<<<<

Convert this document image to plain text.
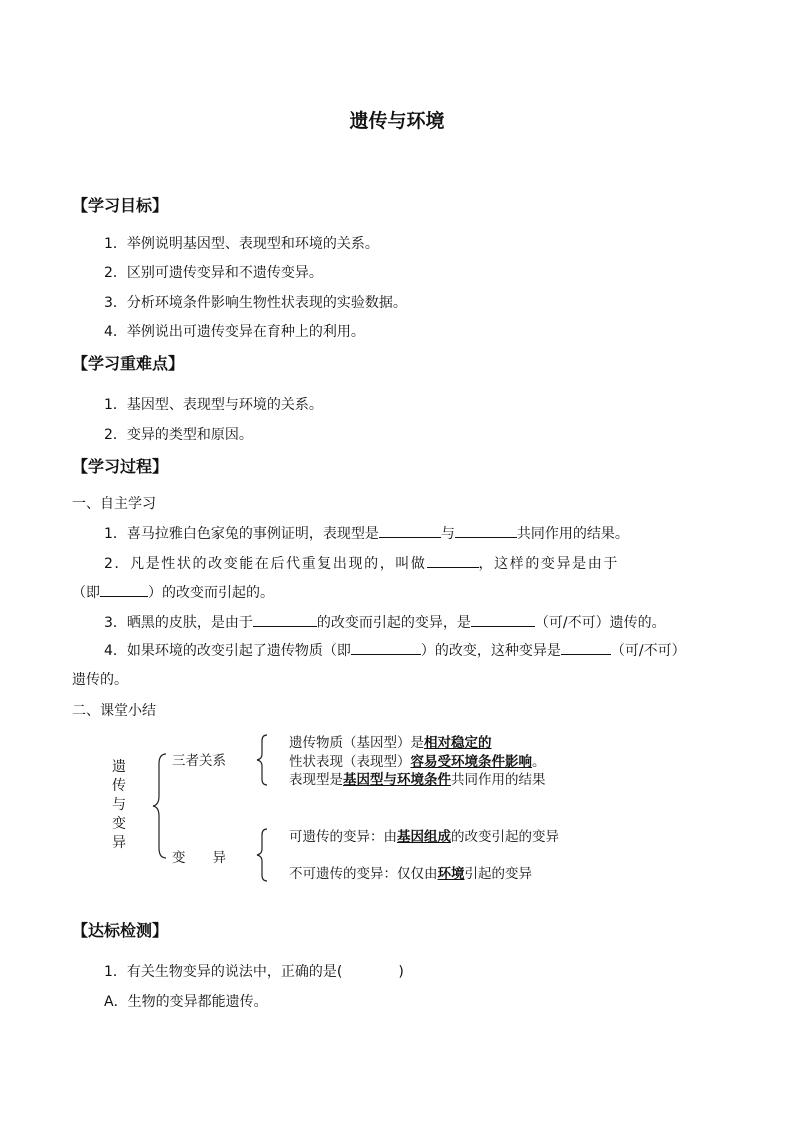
遗传与环境
【学习目标】
1．举例说明基因型、表现型和环境的关系。
2．区别可遗传变异和不遗传变异。
3．分析环境条件影响生物性状表现的实验数据。
4．举例说出可遗传变异在育种上的利用。
【学习重难点】
1．基因型、表现型与环境的关系。
2．变异的类型和原因。
【学习过程】
一、自主学习
1．喜马拉雅白色家兔的事例证明，表现型是	与	共同作用的结果。
2．凡是性状的改变能在后代重复出现的，叫做	，这样的变异是由于
（即	）的改变而引起的。
3．晒黑的皮肤，是由于	的改变而引起的变异，是	（可/不可）遗传的。
4．如果环境的改变引起了遗传物质（即	）的改变，这种变异是	（可/不可）
遗传的。
二、课堂小结
遗传与变异
三者关系
变　　异
遗传物质（基因型）是相对稳定的
性状表现（表现型）容易受环境条件影响。
表现型是基因型与环境条件共同作用的结果
可遗传的变异：由基因组成的改变引起的变异
不可遗传的变异：仅仅由环境引起的变异
【达标检测】
1．有关生物变异的说法中，正确的是(　　　　)
A．生物的变异都能遗传。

>>>>

» Problem description
Output every entry verbatim. Pictures do not belong in the copy.

» Exercise output
Convert this document image to plain text.
遗传与环境
【学习目标】
1．举例说明基因型、表现型和环境的关系。
2．区别可遗传变异和不遗传变异。
3．分析环境条件影响生物性状表现的实验数据。
4．举例说出可遗传变异在育种上的利用。
【学习重难点】
1．基因型、表现型与环境的关系。
2．变异的类型和原因。
【学习过程】
一、自主学习
1．喜马拉雅白色家兔的事例证明，表现型是	与	共同作用的结果。
2．凡是性状的改变能在后代重复出现的，叫做	，这样的变异是由于
（即	）的改变而引起的。
3．晒黑的皮肤，是由于	的改变而引起的变异，是	（可/不可）遗传的。
4．如果环境的改变引起了遗传物质（即	）的改变，这种变异是	（可/不可）
遗传的。
二、课堂小结
遗传与变异
三者关系
变　　异
遗传物质（基因型）是相对稳定的
性状表现（表现型）容易受环境条件影响。
表现型是基因型与环境条件共同作用的结果
可遗传的变异：由基因组成的改变引起的变异
不可遗传的变异：仅仅由环境引起的变异
【达标检测】
1．有关生物变异的说法中，正确的是(　　　　)
A．生物的变异都能遗传。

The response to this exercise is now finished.